> [Work to be completed] Of the lines in the data below, count the ones holding the string "Shutterstock", and answer with that number only.

※ ※ ※

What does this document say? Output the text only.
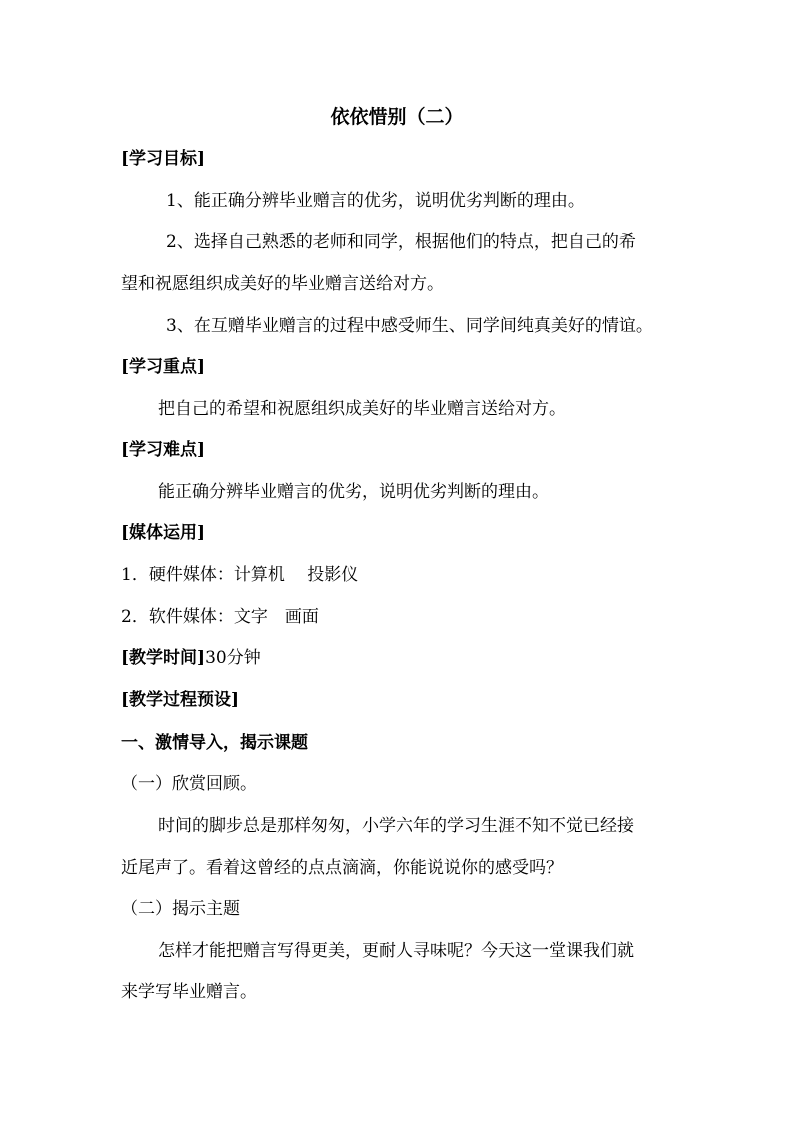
依依惜别（二）
[学习目标]
1、能正确分辨毕业赠言的优劣，说明优劣判断的理由。
2、选择自己熟悉的老师和同学，根据他们的特点，把自己的希
望和祝愿组织成美好的毕业赠言送给对方。
3、在互赠毕业赠言的过程中感受师生、同学间纯真美好的情谊。
[学习重点]
把自己的希望和祝愿组织成美好的毕业赠言送给对方。
[学习难点]
能正确分辨毕业赠言的优劣，说明优劣判断的理由。
[媒体运用]
1．硬件媒体：计算机　 投影仪
2．软件媒体：文字　画面
[教学时间]30分钟
[教学过程预设]
一、激情导入，揭示课题
（一）欣赏回顾。
时间的脚步总是那样匆匆，小学六年的学习生涯不知不觉已经接
近尾声了。看着这曾经的点点滴滴，你能说说你的感受吗？
（二）揭示主题
怎样才能把赠言写得更美，更耐人寻味呢？今天这一堂课我们就
来学写毕业赠言。
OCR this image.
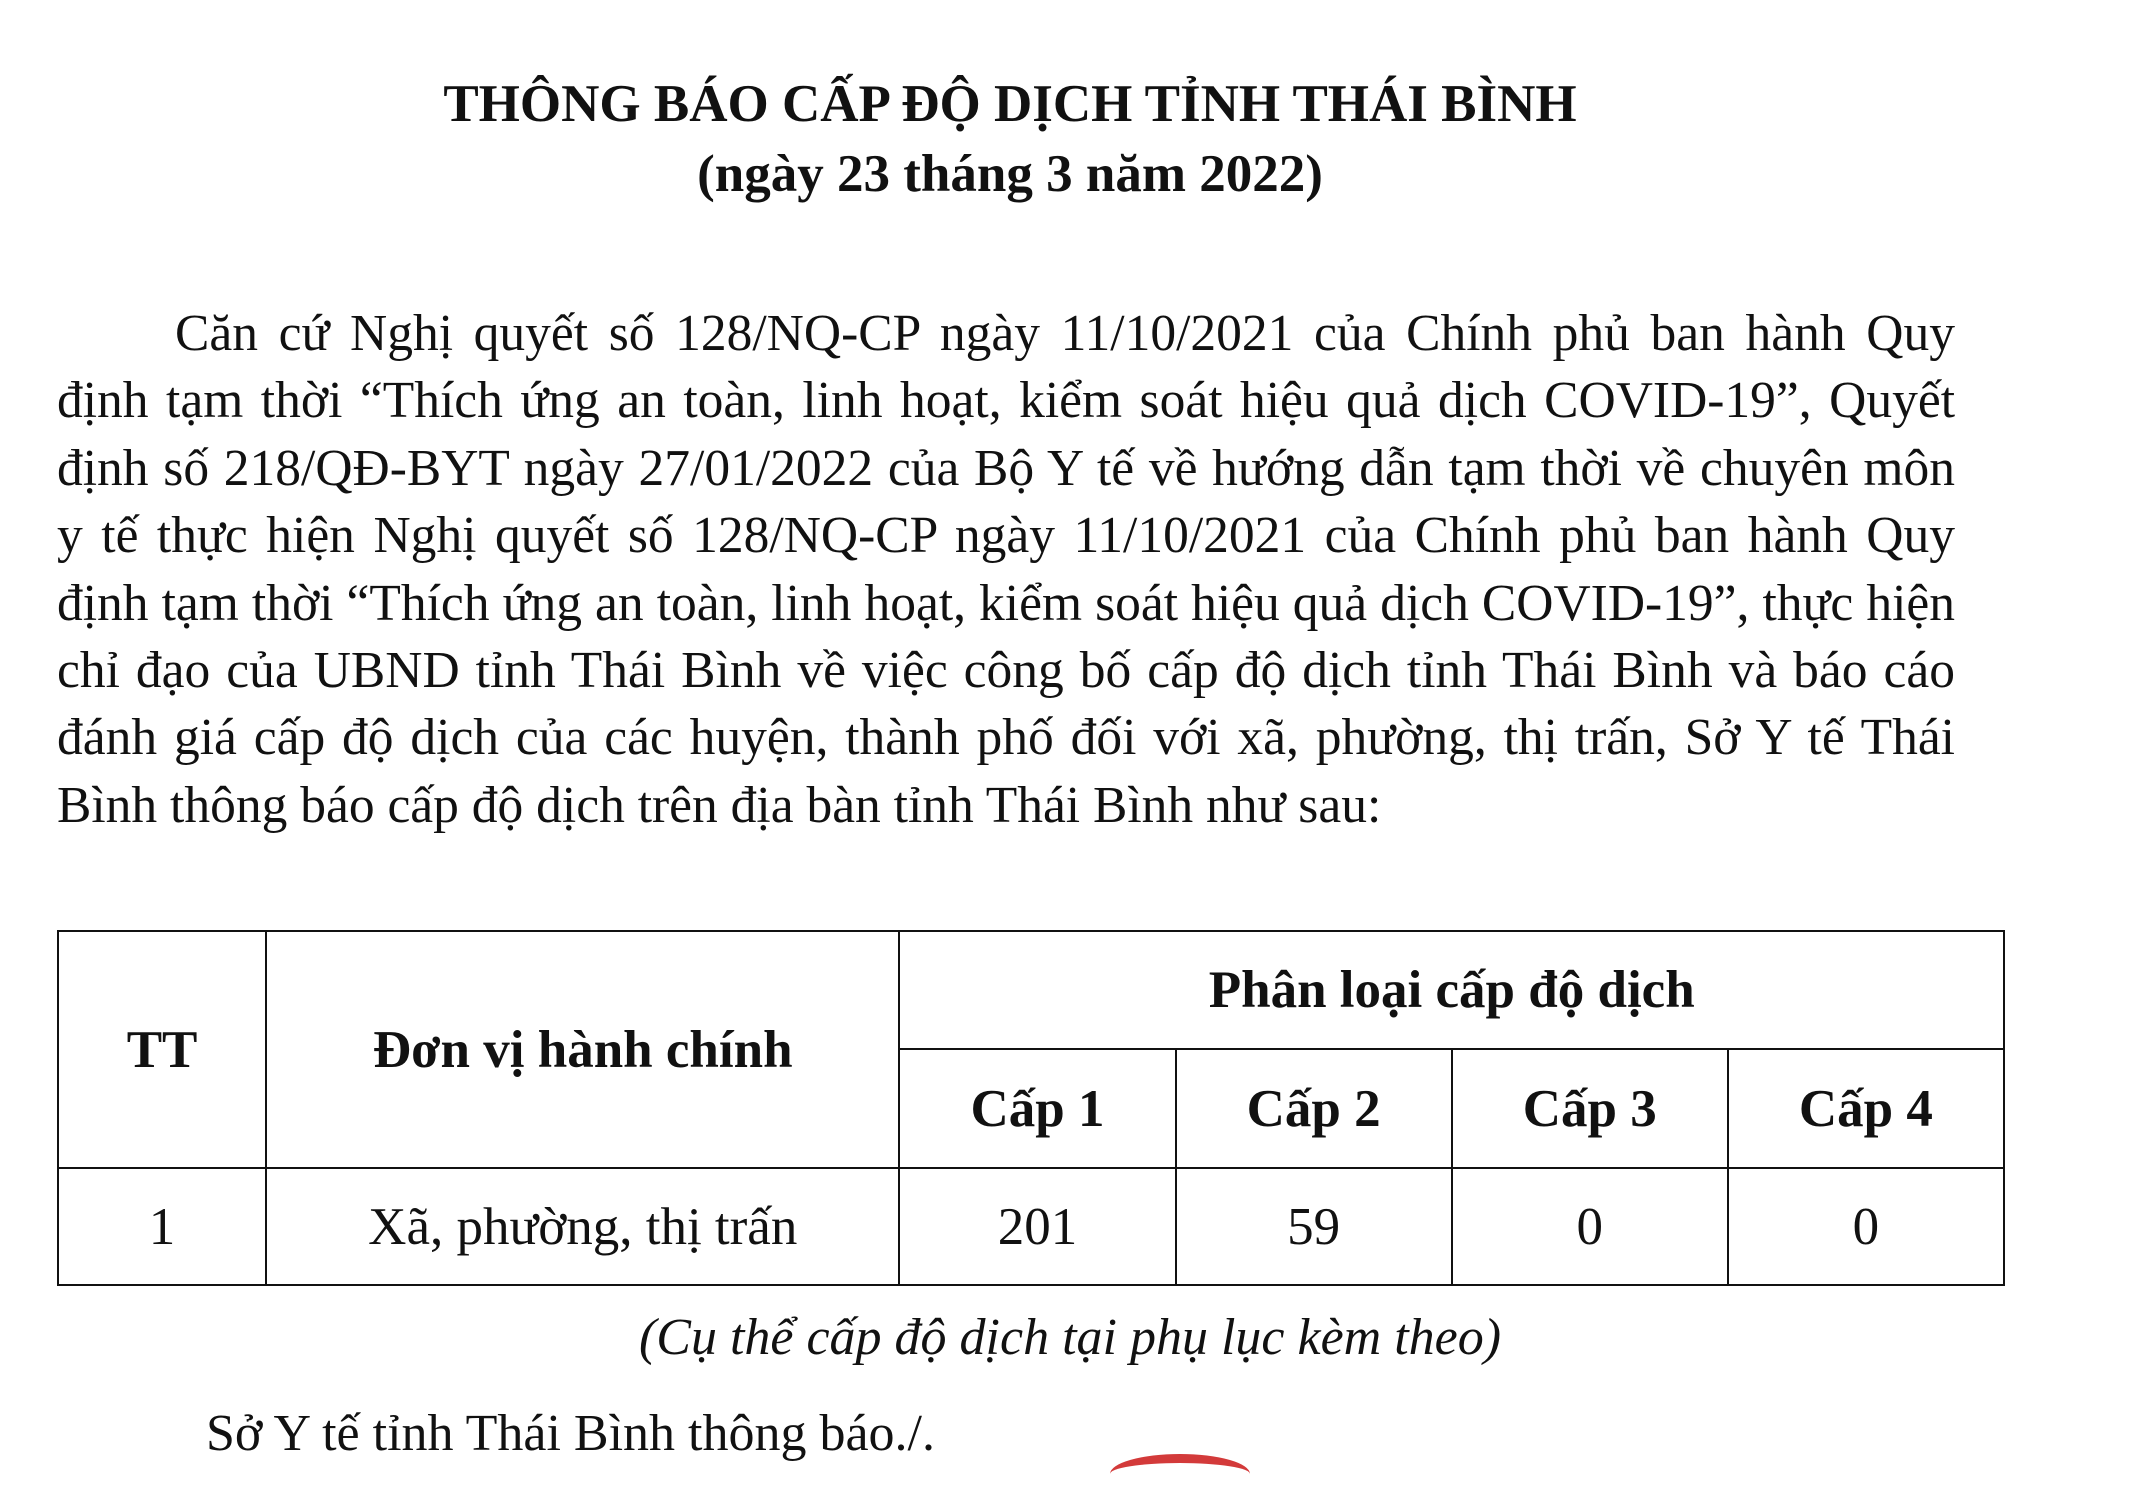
THÔNG BÁO CẤP ĐỘ DỊCH TỈNH THÁI BÌNH
(ngày 23 tháng 3 năm 2022)

Căn cứ Nghị quyết số 128/NQ-CP ngày 11/10/2021 của Chính phủ ban hành Quy định tạm thời “Thích ứng an toàn, linh hoạt, kiểm soát hiệu quả dịch COVID-19”, Quyết định số 218/QĐ-BYT ngày 27/01/2022 của Bộ Y tế về hướng dẫn tạm thời về chuyên môn y tế thực hiện Nghị quyết số 128/NQ-CP ngày 11/10/2021 của Chính phủ ban hành Quy định tạm thời “Thích ứng an toàn, linh hoạt, kiểm soát hiệu quả dịch COVID-19”, thực hiện chỉ đạo của UBND tỉnh Thái Bình về việc công bố cấp độ dịch tỉnh Thái Bình và báo cáo đánh giá cấp độ dịch của các huyện, thành phố đối với xã, phường, thị trấn, Sở Y tế Thái Bình thông báo cấp độ dịch trên địa bàn tỉnh Thái Bình như sau:

TT	Đơn vị hành chính	Phân loại cấp độ dịch			
		Cấp 1	Cấp 2	Cấp 3	Cấp 4
1	Xã, phường, thị trấn	201	59	0	0

(Cụ thể cấp độ dịch tại phụ lục kèm theo)

Sở Y tế tỉnh Thái Bình thông báo./.
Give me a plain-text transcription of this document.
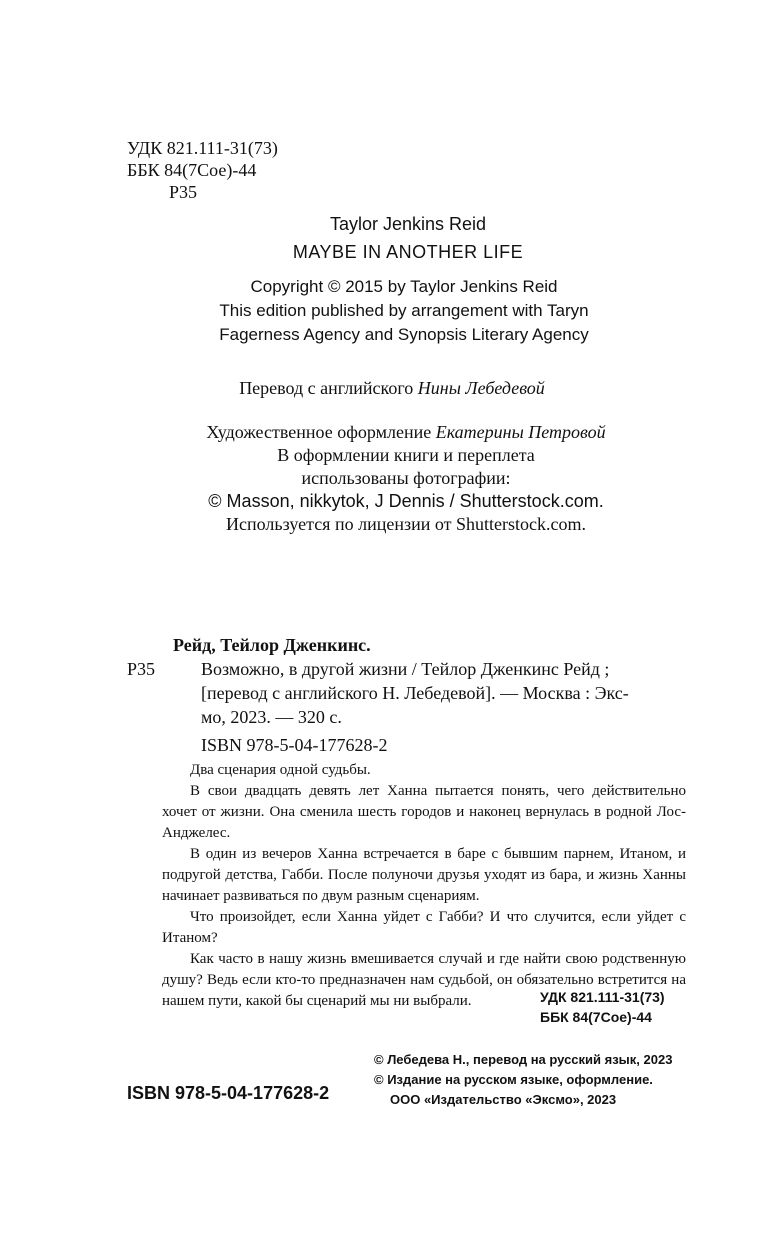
УДК 821.111-31(73)
ББК 84(7Сое)-44
Р35
Taylor Jenkins Reid
MAYBE IN ANOTHER LIFE
Copyright © 2015 by Taylor Jenkins Reid
This edition published by arrangement with Taryn
Fagerness Agency and Synopsis Literary Agency
Перевод с английского Нины Лебедевой
Художественное оформление Екатерины Петровой
В оформлении книги и переплета
использованы фотографии:
© Masson, nikkytok, J Dennis / Shutterstock.com.
Используется по лицензии от Shutterstock.com.
Рейд, Тейлор Дженкинс.
Р35	Возможно, в другой жизни / Тейлор Дженкинс Рейд ;
[перевод с английского Н. Лебедевой]. — Москва : Экс-
мо, 2023. — 320 с.
ISBN 978-5-04-177628-2
Два сценария одной судьбы.
В свои двадцать девять лет Ханна пытается понять, чего действительно хочет от жизни. Она сменила шесть городов и наконец вернулась в родной Лос-Анджелес.
В один из вечеров Ханна встречается в баре с бывшим парнем, Итаном, и подругой детства, Габби. После полуночи друзья уходят из бара, и жизнь Ханны начинает развиваться по двум разным сценариям.
Что произойдет, если Ханна уйдет с Габби? И что случится, если уйдет с Итаном?
Как часто в нашу жизнь вмешивается случай и где найти свою родственную душу? Ведь если кто-то предназначен нам судьбой, он обязательно встретится на нашем пути, какой бы сценарий мы ни выбрали.	УДК 821.111-31(73)
ББК 84(7Сое)-44
ISBN 978-5-04-177628-2
© Лебедева Н., перевод на русский язык, 2023
© Издание на русском языке, оформление.
ООО «Издательство «Эксмо», 2023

※ ※ ※

> [Output] 2